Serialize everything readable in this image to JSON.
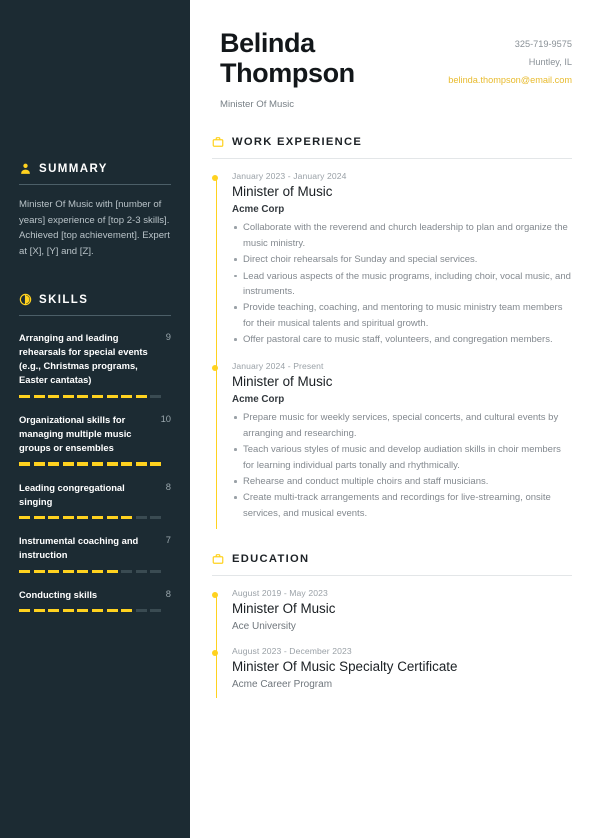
{
  "theme": {
    "sidebar_bg": "#1c2b33",
    "accent": "#ffd21f",
    "email_color": "#e8bb2e",
    "page_bg": "#ffffff"
  },
  "header": {
    "first_name": "Belinda",
    "last_name": "Thompson",
    "role": "Minister Of Music",
    "phone": "325-719-9575",
    "location": "Huntley, IL",
    "email": "belinda.thompson@email.com"
  },
  "sidebar": {
    "summary": {
      "icon": "user-icon",
      "title": "SUMMARY",
      "text": "Minister Of Music with [number of years] experience of [top 2-3 skills]. Achieved [top achievement]. Expert at [X], [Y] and [Z]."
    },
    "skills": {
      "icon": "skill-meter-icon",
      "title": "SKILLS",
      "max": 10,
      "items": [
        {
          "name": "Arranging and leading rehearsals for special events (e.g., Christmas programs, Easter cantatas)",
          "rating": 9
        },
        {
          "name": "Organizational skills for managing multiple music groups or ensembles",
          "rating": 10
        },
        {
          "name": "Leading congregational singing",
          "rating": 8
        },
        {
          "name": "Instrumental coaching and instruction",
          "rating": 7
        },
        {
          "name": "Conducting skills",
          "rating": 8
        }
      ]
    }
  },
  "main": {
    "work": {
      "icon": "briefcase-icon",
      "title": "WORK EXPERIENCE",
      "entries": [
        {
          "dates": "January 2023 - January 2024",
          "title": "Minister of Music",
          "org": "Acme Corp",
          "bullets": [
            "Collaborate with the reverend and church leadership to plan and organize the music ministry.",
            "Direct choir rehearsals for Sunday and special services.",
            "Lead various aspects of the music programs, including choir, vocal music, and instruments.",
            "Provide teaching, coaching, and mentoring to music ministry team members for their musical talents and spiritual growth.",
            "Offer pastoral care to music staff, volunteers, and congregation members."
          ]
        },
        {
          "dates": "January 2024 - Present",
          "title": "Minister of Music",
          "org": "Acme Corp",
          "bullets": [
            "Prepare music for weekly services, special concerts, and cultural events by arranging and researching.",
            "Teach various styles of music and develop audiation skills in choir members for learning individual parts tonally and rhythmically.",
            "Rehearse and conduct multiple choirs and staff musicians.",
            "Create multi-track arrangements and recordings for live-streaming, onsite services, and musical events."
          ]
        }
      ]
    },
    "education": {
      "icon": "briefcase-icon",
      "title": "EDUCATION",
      "entries": [
        {
          "dates": "August 2019 - May 2023",
          "title": "Minister Of Music",
          "org": "Ace University"
        },
        {
          "dates": "August 2023 - December 2023",
          "title": "Minister Of Music Specialty Certificate",
          "org": "Acme Career Program"
        }
      ]
    }
  }
}
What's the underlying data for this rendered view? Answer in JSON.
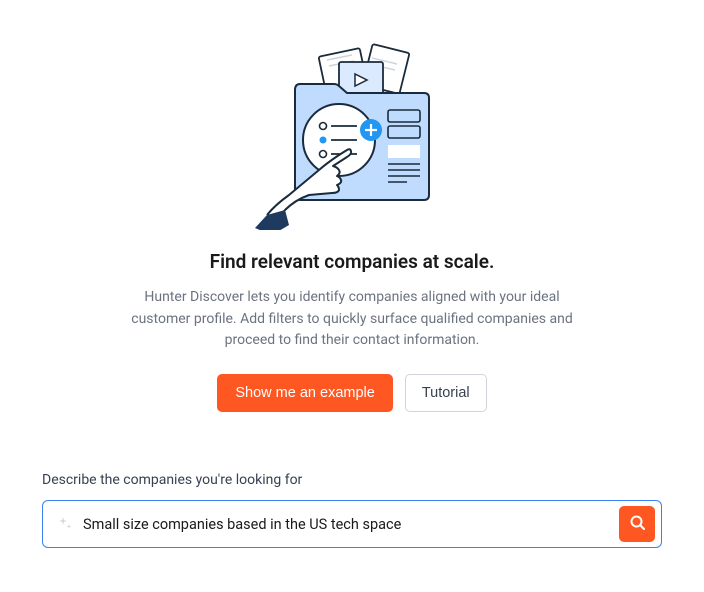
{
  "title": "Find relevant companies at scale.",
  "description": "Hunter Discover lets you identify companies aligned with your ideal customer profile. Add filters to quickly surface qualified companies and proceed to find their contact information.",
  "buttons": {
    "example": "Show me an example",
    "tutorial": "Tutorial"
  },
  "search": {
    "label": "Describe the companies you're looking for",
    "value": "Small size companies based in the US tech space"
  },
  "colors": {
    "accent": "#ff5722",
    "focus": "#3b82f6"
  }
}
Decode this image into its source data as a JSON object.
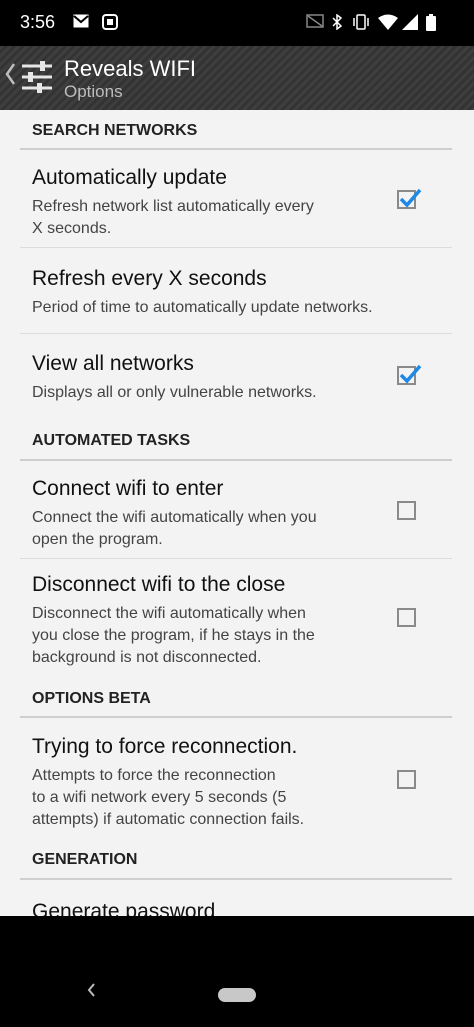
{
  "status_bar": {
    "time": "3:56",
    "icons": [
      "gmail-icon",
      "screenshot-icon",
      "cast-icon",
      "bluetooth-icon",
      "vibrate-icon",
      "wifi-icon",
      "signal-icon",
      "battery-icon"
    ]
  },
  "action_bar": {
    "title": "Reveals WIFI",
    "subtitle": "Options"
  },
  "sections": {
    "search": "SEARCH NETWORKS",
    "automated": "AUTOMATED TASKS",
    "beta": "OPTIONS BETA",
    "generation": "GENERATION"
  },
  "prefs": {
    "auto_update": {
      "title": "Automatically update",
      "summary_line1": "Refresh network list automatically every",
      "summary_line2": "X seconds.",
      "checked": true
    },
    "refresh_every": {
      "title": "Refresh every X seconds",
      "summary_line1": "Period of time to automatically update networks."
    },
    "view_all": {
      "title": "View all networks",
      "summary_line1": "Displays all or only vulnerable networks.",
      "checked": true
    },
    "connect_enter": {
      "title": "Connect wifi to enter",
      "summary_line1": "Connect the wifi automatically when you",
      "summary_line2": "open the program.",
      "checked": false
    },
    "disconnect_close": {
      "title": "Disconnect wifi to the close",
      "summary_line1": "Disconnect the wifi automatically when",
      "summary_line2": "you close the program, if he stays in the",
      "summary_line3": "background is not disconnected.",
      "checked": false
    },
    "force_reconnect": {
      "title": "Trying to force reconnection.",
      "summary_line1": "Attempts to force the reconnection",
      "summary_line2": "to a wifi network every 5 seconds (5",
      "summary_line3": "attempts) if automatic connection fails.",
      "checked": false
    },
    "generate_password": {
      "title": "Generate password"
    }
  },
  "colors": {
    "accent_check": "#1e88e5",
    "background": "#f3f3f3"
  }
}
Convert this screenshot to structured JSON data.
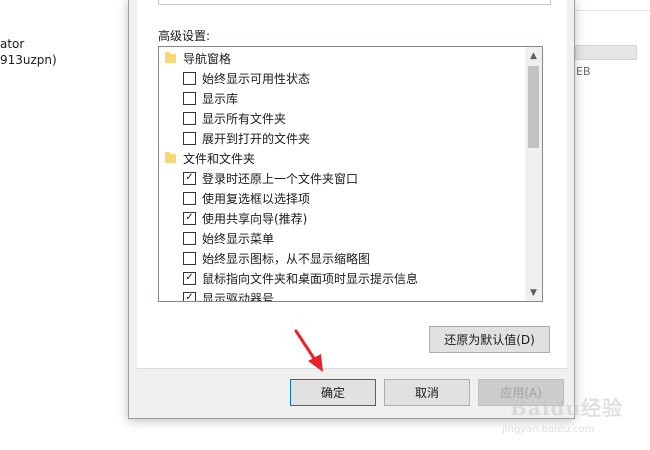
{
  "background": {
    "user_line1": "ator",
    "user_line2": "913uzpn)",
    "storage_unit": "EB"
  },
  "dialog": {
    "advanced_label": "高级设置:",
    "tree_items": [
      {
        "type": "folder",
        "label": "导航窗格"
      },
      {
        "type": "checkbox",
        "label": "始终显示可用性状态",
        "checked": false
      },
      {
        "type": "checkbox",
        "label": "显示库",
        "checked": false
      },
      {
        "type": "checkbox",
        "label": "显示所有文件夹",
        "checked": false
      },
      {
        "type": "checkbox",
        "label": "展开到打开的文件夹",
        "checked": false
      },
      {
        "type": "folder",
        "label": "文件和文件夹"
      },
      {
        "type": "checkbox",
        "label": "登录时还原上一个文件夹窗口",
        "checked": true
      },
      {
        "type": "checkbox",
        "label": "使用复选框以选择项",
        "checked": false
      },
      {
        "type": "checkbox",
        "label": "使用共享向导(推荐)",
        "checked": true
      },
      {
        "type": "checkbox",
        "label": "始终显示菜单",
        "checked": false
      },
      {
        "type": "checkbox",
        "label": "始终显示图标，从不显示缩略图",
        "checked": false
      },
      {
        "type": "checkbox",
        "label": "鼠标指向文件夹和桌面项时显示提示信息",
        "checked": true
      },
      {
        "type": "checkbox",
        "label": "显示驱动器号",
        "checked": true
      }
    ],
    "restore_defaults_label": "还原为默认值(D)",
    "ok_label": "确定",
    "cancel_label": "取消",
    "apply_label": "应用(A)"
  },
  "watermark": {
    "brand": "Baidu经验",
    "url": "jingyan.baidu.com"
  },
  "colors": {
    "dialog_bg": "#f0f0f0",
    "accent": "#0078d7",
    "arrow": "#e8242a",
    "folder": "#f7d774"
  }
}
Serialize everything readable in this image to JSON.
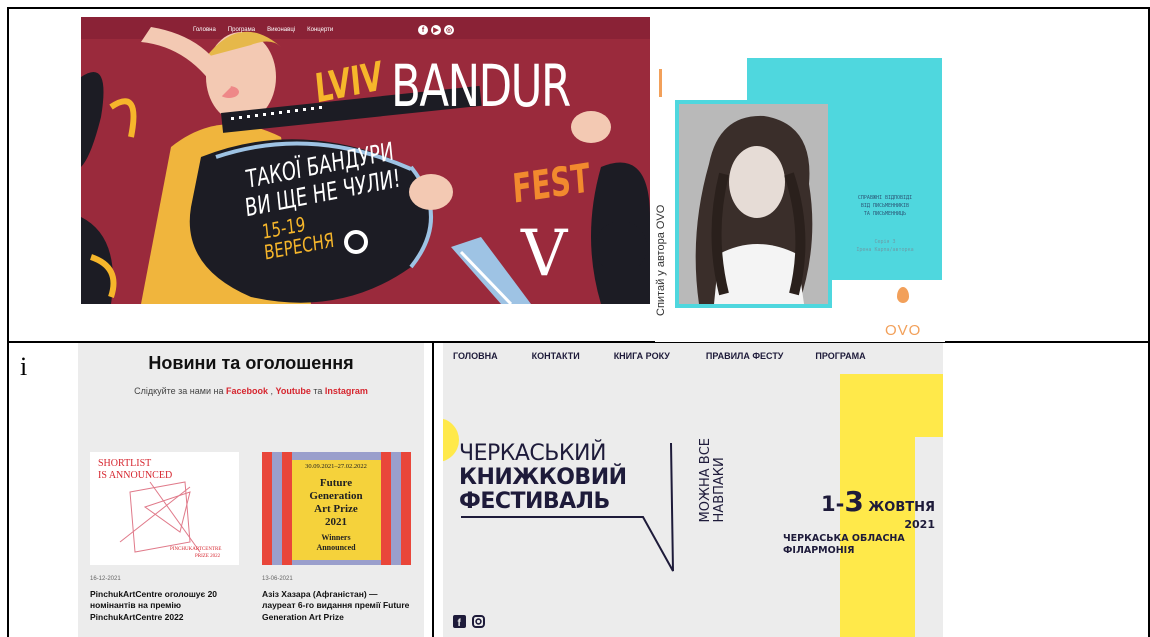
{
  "bandur": {
    "nav": [
      "Головна",
      "Програма",
      "Виконавці",
      "Концерти"
    ],
    "social_icons": [
      "facebook-icon",
      "youtube-icon",
      "instagram-icon"
    ],
    "lviv": "LVIV",
    "title": "BANDUR",
    "fest": "FEST",
    "slogan_line1": "ТАКОЇ БАНДУРИ",
    "slogan_line2": "ВИ ЩЕ НЕ ЧУЛИ!",
    "dates": "15-19",
    "month": "ВЕРЕСНЯ",
    "edition": "V",
    "colors": {
      "bg": "#9a2a3c",
      "gold": "#f6b62b",
      "orange": "#f28a2e"
    }
  },
  "ovo": {
    "vertical_text": "Спитай у автора OVO",
    "tagline_line1": "СПРАВЖНІ ВІДПОВІДІ",
    "tagline_line2": "ВІД ПИСЬМЕННИКІВ",
    "tagline_line3": "ТА ПИСЬМЕННИЦЬ",
    "episode": "Серія 3",
    "author": "Ірена Карпа/авторка",
    "logo": "OVO",
    "colors": {
      "cyan": "#4fd7de",
      "egg": "#f2a05a"
    }
  },
  "cell_label": "i",
  "news": {
    "title": "Новини та оголошення",
    "follow_prefix": "Слідкуйте за нами на",
    "facebook": "Facebook",
    "sep1": " , ",
    "youtube": "Youtube",
    "sep2": " та ",
    "instagram": "Instagram",
    "cards": [
      {
        "img_line1": "SHORTLIST",
        "img_line2": "IS ANNOUNCED",
        "img_brand1": "PINCHUKARTCENTRE",
        "img_brand2": "PRIZE 2022",
        "date": "16-12-2021",
        "title": "PinchukArtCentre оголошує 20 номінантів на премію PinchukArtCentre 2022"
      },
      {
        "img_dates": "30.09.2021–27.02.2022",
        "img_line1": "Future",
        "img_line2": "Generation",
        "img_line3": "Art Prize",
        "img_line4": "2021",
        "img_line5": "Winners",
        "img_line6": "Announced",
        "date": "13-06-2021",
        "title": "Азіз Хазара (Афганістан) — лауреат 6-го видання премії Future Generation Art Prize"
      }
    ],
    "colors": {
      "link": "#d6262f",
      "bg": "#ececec"
    }
  },
  "cbf": {
    "nav": [
      "ГОЛОВНА",
      "КОНТАКТИ",
      "КНИГА РОКУ",
      "ПРАВИЛА ФЕСТУ",
      "ПРОГРАМА"
    ],
    "title_line1": "ЧЕРКАСЬКИЙ",
    "title_line2": "КНИЖКОВИЙ",
    "title_line3": "ФЕСТИВАЛЬ",
    "slogan_line1": "МОЖНА ВСЕ",
    "slogan_line2": "НАВПАКИ",
    "date_from": "1-",
    "date_to": "3",
    "month": " ЖОВТНЯ",
    "year": "2021",
    "venue": "ЧЕРКАСЬКА ОБЛАСНА ФІЛАРМОНІЯ",
    "social_icons": [
      "facebook-icon",
      "instagram-icon"
    ],
    "colors": {
      "yellow": "#ffe94a",
      "navy": "#1e1b3a"
    }
  }
}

WHAT YOU WILL DO → Go through the lines above. Select every one that has the string "companies".

OUTPUT OF THE TASK →
  "title": "Find relevant companies at scale.",
  "description": "Hunter Discover lets you identify companies aligned with your ideal customer profile. Add filters to quickly surface qualified companies and proceed to find their contact information.",
    "label": "Describe the companies you're looking for",
    "value": "Small size companies based in the US tech space"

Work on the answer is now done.